» Work to complete: Give the data below again exactly as written, without its pictures.

* Begin Records provided *

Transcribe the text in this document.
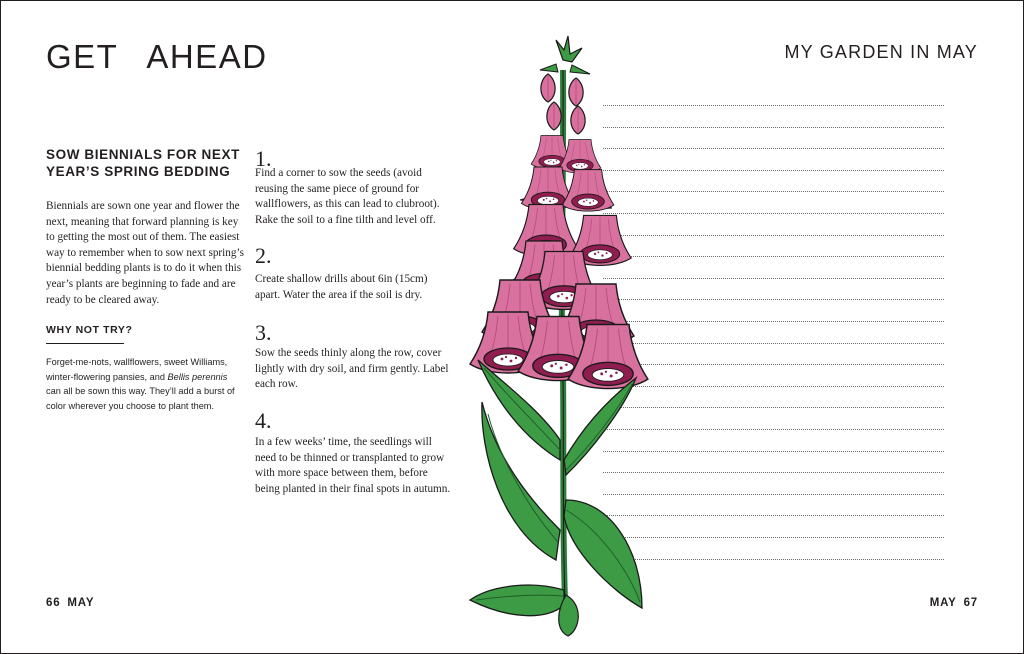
GET AHEAD
SOW BIENNIALS FOR NEXT YEAR’S SPRING BEDDING

Biennials are sown one year and flower the next, meaning that forward planning is key to getting the most out of them. The easiest way to remember when to sow next spring’s biennial bedding plants is to do it when this year’s plants are beginning to fade and are ready to be cleared away.

WHY NOT TRY?

Forget-me-nots, wallflowers, sweet Williams, winter-flowering pansies, and Bellis perennis can all be sown this way. They’ll add a burst of color wherever you choose to plant them.

1.

Find a corner to sow the seeds (avoid reusing the same piece of ground for wallflowers, as this can lead to clubroot). Rake the soil to a fine tilth and level off.

2.

Create shallow drills about 6in (15cm) apart. Water the area if the soil is dry.

3.

Sow the seeds thinly along the row, cover lightly with dry soil, and firm gently. Label each row.

4.

In a few weeks’ time, the seedlings will need to be thinned or transplanted to grow with more space between them, before being planted in their final spots in autumn.

66 MAY
MY GARDEN IN MAY
MAY 67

* End Records provided *

» Result for this task:
Transcribe the text in this document.
GET AHEAD
SOW BIENNIALS FOR NEXT YEAR’S SPRING BEDDING

Biennials are sown one year and flower the next, meaning that forward planning is key to getting the most out of them. The easiest way to remember when to sow next spring’s biennial bedding plants is to do it when this year’s plants are beginning to fade and are ready to be cleared away.

WHY NOT TRY?

Forget-me-nots, wallflowers, sweet Williams, winter-flowering pansies, and Bellis perennis can all be sown this way. They’ll add a burst of color wherever you choose to plant them.

1.

Find a corner to sow the seeds (avoid reusing the same piece of ground for wallflowers, as this can lead to clubroot). Rake the soil to a fine tilth and level off.

2.

Create shallow drills about 6in (15cm) apart. Water the area if the soil is dry.

3.

Sow the seeds thinly along the row, cover lightly with dry soil, and firm gently. Label each row.

4.

In a few weeks’ time, the seedlings will need to be thinned or transplanted to grow with more space between them, before being planted in their final spots in autumn.

66 MAY
MY GARDEN IN MAY
MAY 67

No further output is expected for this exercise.